*YOUR TASK*:
Omit the pictures and output every entry below exactly as written.

==== DATA SHOWN

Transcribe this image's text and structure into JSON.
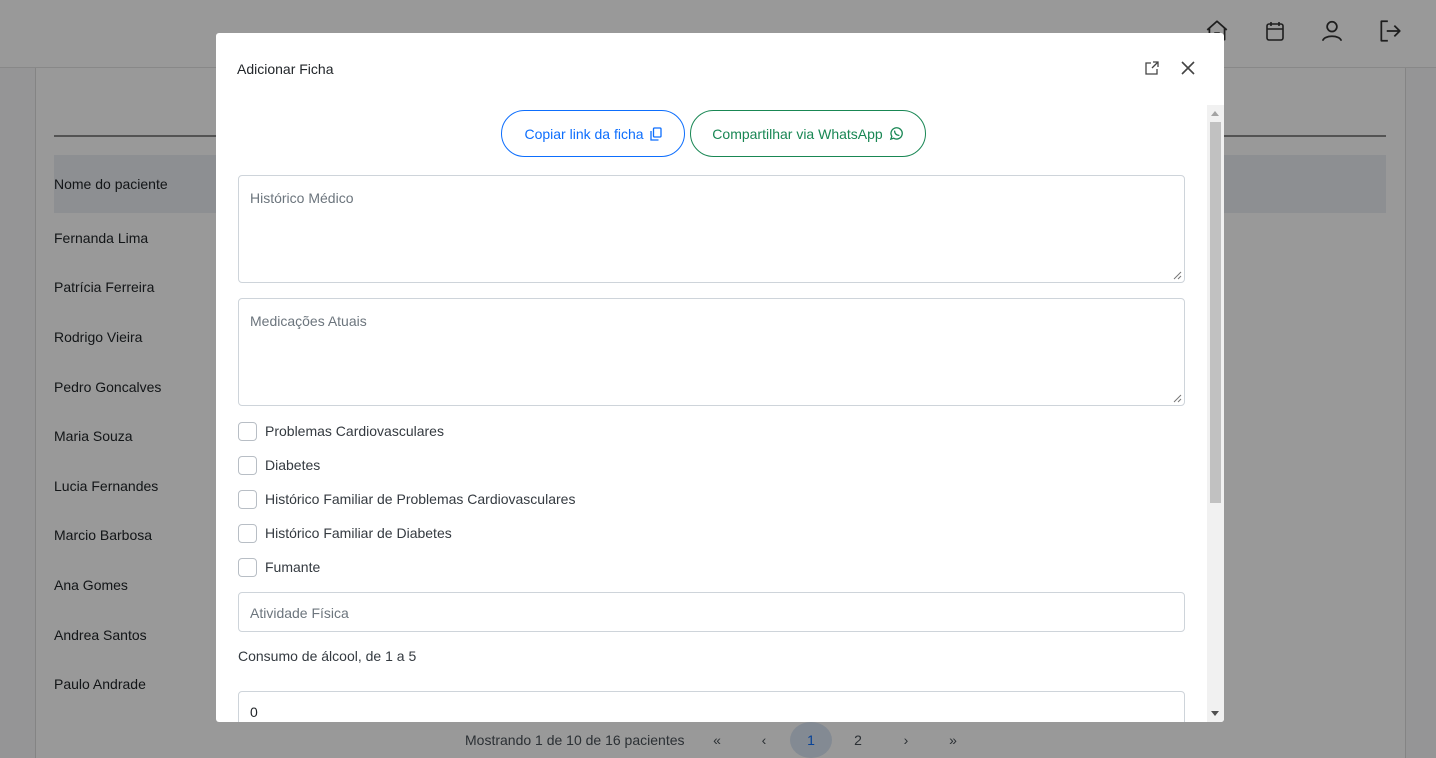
{
  "background": {
    "nav_icons": [
      "home-icon",
      "calendar-icon",
      "user-icon",
      "logout-icon"
    ],
    "table": {
      "column_header": "Nome do paciente",
      "rows": [
        "Fernanda Lima",
        "Patrícia Ferreira",
        "Rodrigo Vieira",
        "Pedro Goncalves",
        "Maria Souza",
        "Lucia Fernandes",
        "Marcio Barbosa",
        "Ana Gomes",
        "Andrea Santos",
        "Paulo Andrade"
      ]
    },
    "pagination": {
      "info": "Mostrando 1 de 10 de 16 pacientes",
      "first": "«",
      "prev": "‹",
      "pages": [
        "1",
        "2"
      ],
      "active_page": "1",
      "next": "›",
      "last": "»"
    }
  },
  "modal": {
    "title": "Adicionar Ficha",
    "copy_link_label": "Copiar link da ficha",
    "whatsapp_label": "Compartilhar via WhatsApp",
    "medical_history_placeholder": "Histórico Médico",
    "current_medications_placeholder": "Medicações Atuais",
    "checkboxes": [
      {
        "label": "Problemas Cardiovasculares",
        "checked": false
      },
      {
        "label": "Diabetes",
        "checked": false
      },
      {
        "label": "Histórico Familiar de Problemas Cardiovasculares",
        "checked": false
      },
      {
        "label": "Histórico Familiar de Diabetes",
        "checked": false
      },
      {
        "label": "Fumante",
        "checked": false
      }
    ],
    "physical_activity_placeholder": "Atividade Física",
    "alcohol_label": "Consumo de álcool, de 1 a 5",
    "alcohol_value": "0"
  },
  "colors": {
    "primary": "#0d6efd",
    "whatsapp": "#198754",
    "overlay": "rgba(0,0,0,0.40)"
  }
}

========

*EXPECTED ANSWER*:
Transcribe this image's text and structure into JSON.
{
  "background": {
    "nav_icons": [
      "home-icon",
      "calendar-icon",
      "user-icon",
      "logout-icon"
    ],
    "table": {
      "column_header": "Nome do paciente",
      "rows": [
        "Fernanda Lima",
        "Patrícia Ferreira",
        "Rodrigo Vieira",
        "Pedro Goncalves",
        "Maria Souza",
        "Lucia Fernandes",
        "Marcio Barbosa",
        "Ana Gomes",
        "Andrea Santos",
        "Paulo Andrade"
      ]
    },
    "pagination": {
      "info": "Mostrando 1 de 10 de 16 pacientes",
      "first": "«",
      "prev": "‹",
      "pages": [
        "1",
        "2"
      ],
      "active_page": "1",
      "next": "›",
      "last": "»"
    }
  },
  "modal": {
    "title": "Adicionar Ficha",
    "copy_link_label": "Copiar link da ficha",
    "whatsapp_label": "Compartilhar via WhatsApp",
    "medical_history_placeholder": "Histórico Médico",
    "current_medications_placeholder": "Medicações Atuais",
    "checkboxes": [
      {
        "label": "Problemas Cardiovasculares",
        "checked": false
      },
      {
        "label": "Diabetes",
        "checked": false
      },
      {
        "label": "Histórico Familiar de Problemas Cardiovasculares",
        "checked": false
      },
      {
        "label": "Histórico Familiar de Diabetes",
        "checked": false
      },
      {
        "label": "Fumante",
        "checked": false
      }
    ],
    "physical_activity_placeholder": "Atividade Física",
    "alcohol_label": "Consumo de álcool, de 1 a 5",
    "alcohol_value": "0"
  },
  "colors": {
    "primary": "#0d6efd",
    "whatsapp": "#198754",
    "overlay": "rgba(0,0,0,0.40)"
  }
}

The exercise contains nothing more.